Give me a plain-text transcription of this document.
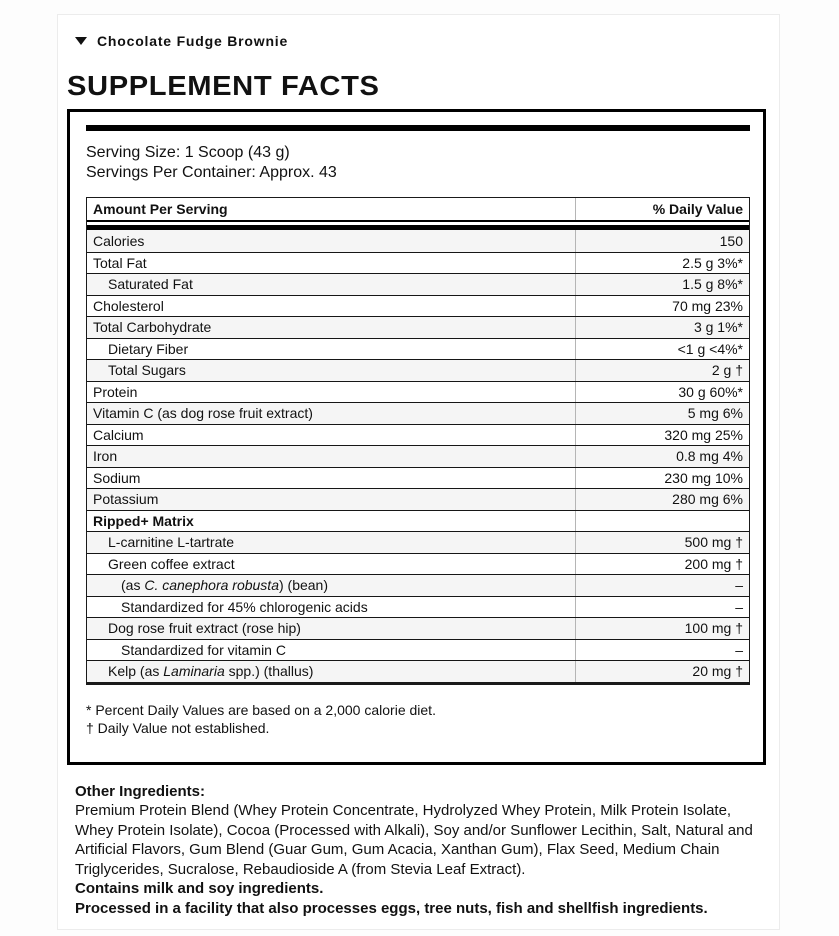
Chocolate Fudge Brownie
SUPPLEMENT FACTS
Serving Size: 1 Scoop (43 g)
Servings Per Container: Approx. 43
Amount Per Serving	% Daily Value
Calories	150
Total Fat	2.5 g 3%*
Saturated Fat	1.5 g 8%*
Cholesterol	70 mg 23%
Total Carbohydrate	3 g 1%*
Dietary Fiber	<1 g <4%*
Total Sugars	2 g †
Protein	30 g 60%*
Vitamin C (as dog rose fruit extract)	5 mg 6%
Calcium	320 mg 25%
Iron	0.8 mg 4%
Sodium	230 mg 10%
Potassium	280 mg 6%
Ripped+ Matrix
L-carnitine L-tartrate	500 mg †
Green coffee extract	200 mg †
(as C. canephora robusta) (bean)	–
Standardized for 45% chlorogenic acids	–
Dog rose fruit extract (rose hip)	100 mg †
Standardized for vitamin C	–
Kelp (as Laminaria spp.) (thallus)	20 mg †
* Percent Daily Values are based on a 2,000 calorie diet.
† Daily Value not established.
Other Ingredients:
Premium Protein Blend (Whey Protein Concentrate, Hydrolyzed Whey Protein, Milk Protein Isolate, Whey Protein Isolate), Cocoa (Processed with Alkali), Soy and/or Sunflower Lecithin, Salt, Natural and Artificial Flavors, Gum Blend (Guar Gum, Gum Acacia, Xanthan Gum), Flax Seed, Medium Chain Triglycerides, Sucralose, Rebaudioside A (from Stevia Leaf Extract).
Contains milk and soy ingredients.
Processed in a facility that also processes eggs, tree nuts, fish and shellfish ingredients.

_Task details_.
Write out every record above exactly, leaving no picture in the result.

_Worked solution_.
Give me a plain-text transcription of this document.
Chocolate Fudge Brownie
SUPPLEMENT FACTS
Serving Size: 1 Scoop (43 g)
Servings Per Container: Approx. 43
Amount Per Serving	% Daily Value
Calories	150
Total Fat	2.5 g 3%*
Saturated Fat	1.5 g 8%*
Cholesterol	70 mg 23%
Total Carbohydrate	3 g 1%*
Dietary Fiber	<1 g <4%*
Total Sugars	2 g †
Protein	30 g 60%*
Vitamin C (as dog rose fruit extract)	5 mg 6%
Calcium	320 mg 25%
Iron	0.8 mg 4%
Sodium	230 mg 10%
Potassium	280 mg 6%
Ripped+ Matrix
L-carnitine L-tartrate	500 mg †
Green coffee extract	200 mg †
(as C. canephora robusta) (bean)	–
Standardized for 45% chlorogenic acids	–
Dog rose fruit extract (rose hip)	100 mg †
Standardized for vitamin C	–
Kelp (as Laminaria spp.) (thallus)	20 mg †
* Percent Daily Values are based on a 2,000 calorie diet.
† Daily Value not established.
Other Ingredients:
Premium Protein Blend (Whey Protein Concentrate, Hydrolyzed Whey Protein, Milk Protein Isolate, Whey Protein Isolate), Cocoa (Processed with Alkali), Soy and/or Sunflower Lecithin, Salt, Natural and Artificial Flavors, Gum Blend (Guar Gum, Gum Acacia, Xanthan Gum), Flax Seed, Medium Chain Triglycerides, Sucralose, Rebaudioside A (from Stevia Leaf Extract).
Contains milk and soy ingredients.
Processed in a facility that also processes eggs, tree nuts, fish and shellfish ingredients.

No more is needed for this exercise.